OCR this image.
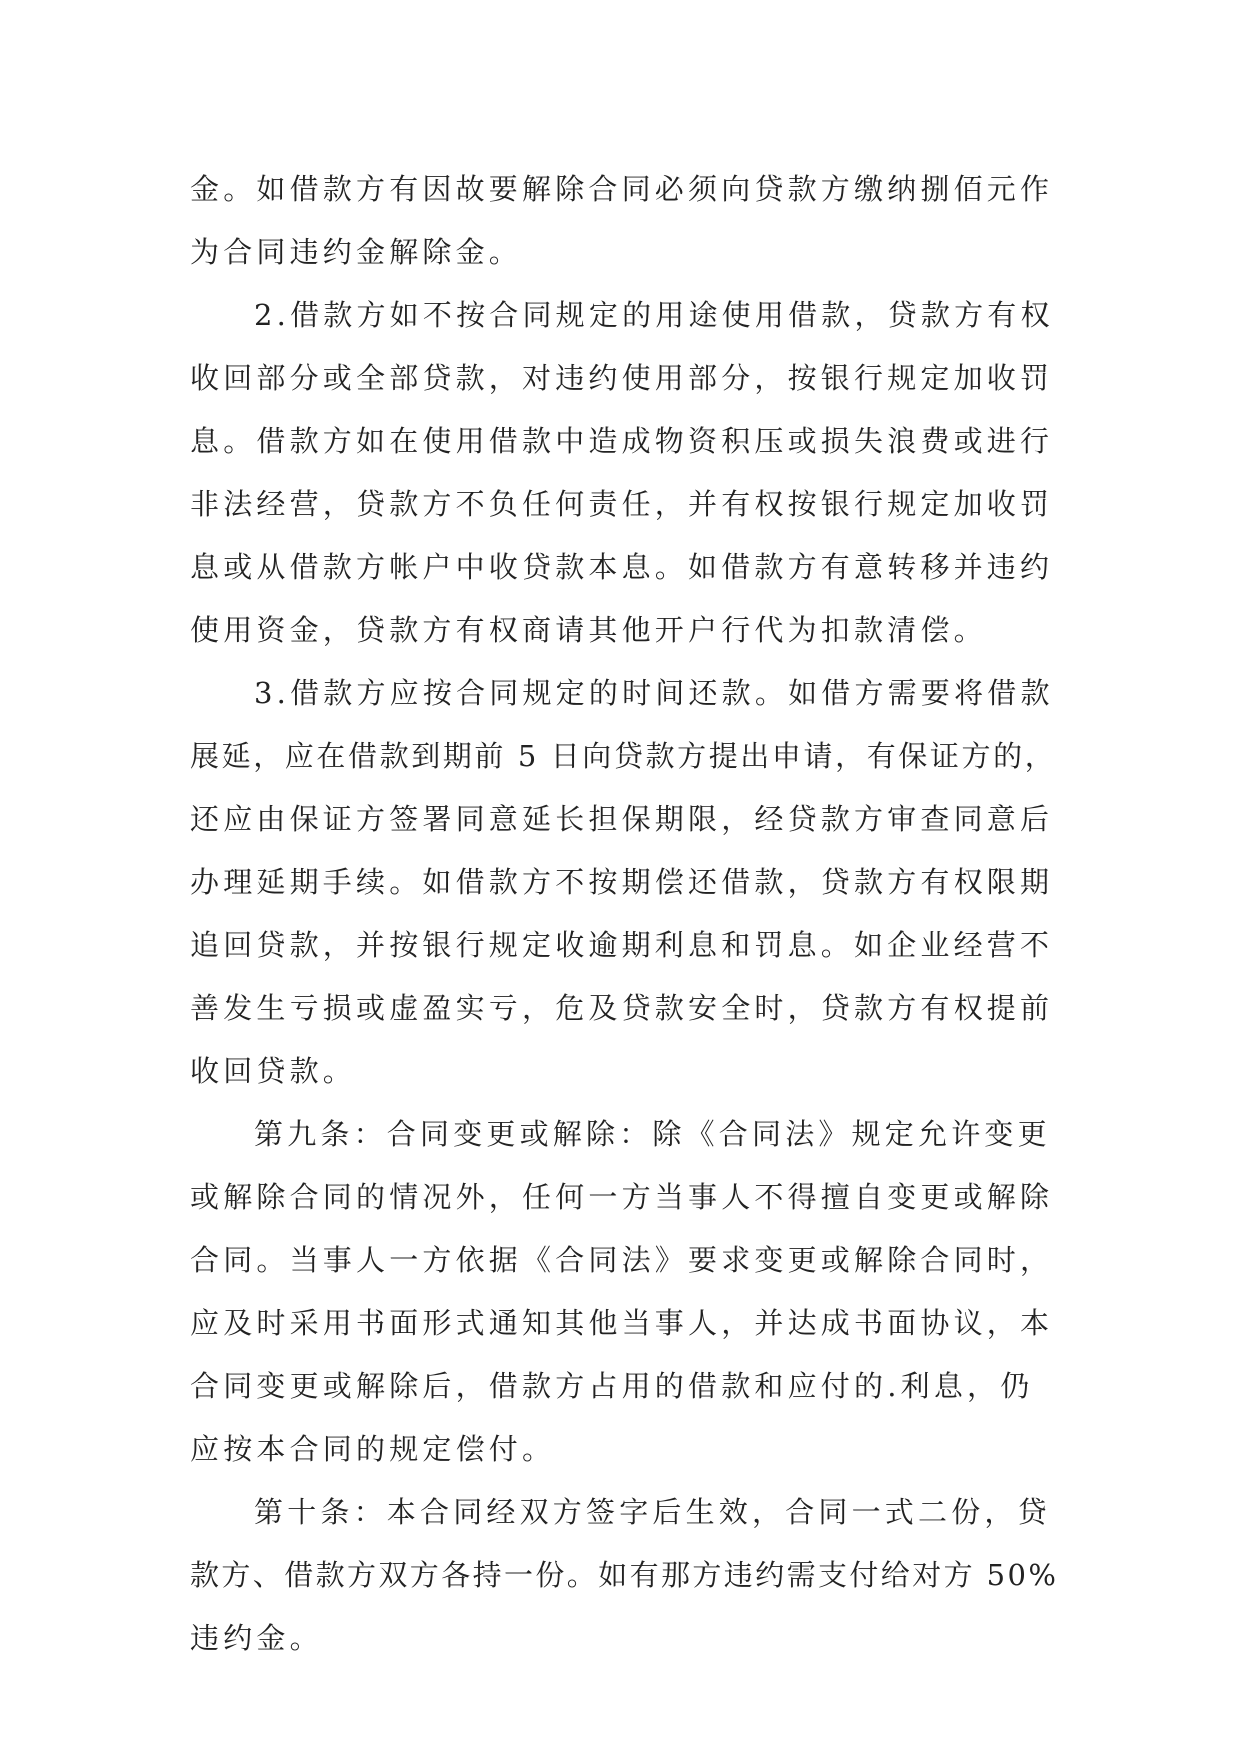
金。如借款方有因故要解除合同必须向贷款方缴纳捌佰元作
为合同违约金解除金。
2.借款方如不按合同规定的用途使用借款，贷款方有权
收回部分或全部贷款，对违约使用部分，按银行规定加收罚
息。借款方如在使用借款中造成物资积压或损失浪费或进行
非法经营，贷款方不负任何责任，并有权按银行规定加收罚
息或从借款方帐户中收贷款本息。如借款方有意转移并违约
使用资金，贷款方有权商请其他开户行代为扣款清偿。
3.借款方应按合同规定的时间还款。如借方需要将借款
展延，应在借款到期前 5 日向贷款方提出申请，有保证方的，
还应由保证方签署同意延长担保期限，经贷款方审查同意后
办理延期手续。如借款方不按期偿还借款，贷款方有权限期
追回贷款，并按银行规定收逾期利息和罚息。如企业经营不
善发生亏损或虚盈实亏，危及贷款安全时，贷款方有权提前
收回贷款。
第九条：合同变更或解除：除《合同法》规定允许变更
或解除合同的情况外，任何一方当事人不得擅自变更或解除
合同。当事人一方依据《合同法》要求变更或解除合同时，
应及时采用书面形式通知其他当事人，并达成书面协议，本
合同变更或解除后，借款方占用的借款和应付的.利息，仍
应按本合同的规定偿付。
第十条：本合同经双方签字后生效，合同一式二份，贷
款方、借款方双方各持一份。如有那方违约需支付给对方 50%
违约金。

What you need to do: Reproduce each line exactly, please, except for any pictures.

Complete answer:
OCR this image.
金。如借款方有因故要解除合同必须向贷款方缴纳捌佰元作
为合同违约金解除金。
2.借款方如不按合同规定的用途使用借款，贷款方有权
收回部分或全部贷款，对违约使用部分，按银行规定加收罚
息。借款方如在使用借款中造成物资积压或损失浪费或进行
非法经营，贷款方不负任何责任，并有权按银行规定加收罚
息或从借款方帐户中收贷款本息。如借款方有意转移并违约
使用资金，贷款方有权商请其他开户行代为扣款清偿。
3.借款方应按合同规定的时间还款。如借方需要将借款
展延，应在借款到期前 5 日向贷款方提出申请，有保证方的，
还应由保证方签署同意延长担保期限，经贷款方审查同意后
办理延期手续。如借款方不按期偿还借款，贷款方有权限期
追回贷款，并按银行规定收逾期利息和罚息。如企业经营不
善发生亏损或虚盈实亏，危及贷款安全时，贷款方有权提前
收回贷款。
第九条：合同变更或解除：除《合同法》规定允许变更
或解除合同的情况外，任何一方当事人不得擅自变更或解除
合同。当事人一方依据《合同法》要求变更或解除合同时，
应及时采用书面形式通知其他当事人，并达成书面协议，本
合同变更或解除后，借款方占用的借款和应付的.利息，仍
应按本合同的规定偿付。
第十条：本合同经双方签字后生效，合同一式二份，贷
款方、借款方双方各持一份。如有那方违约需支付给对方 50%
违约金。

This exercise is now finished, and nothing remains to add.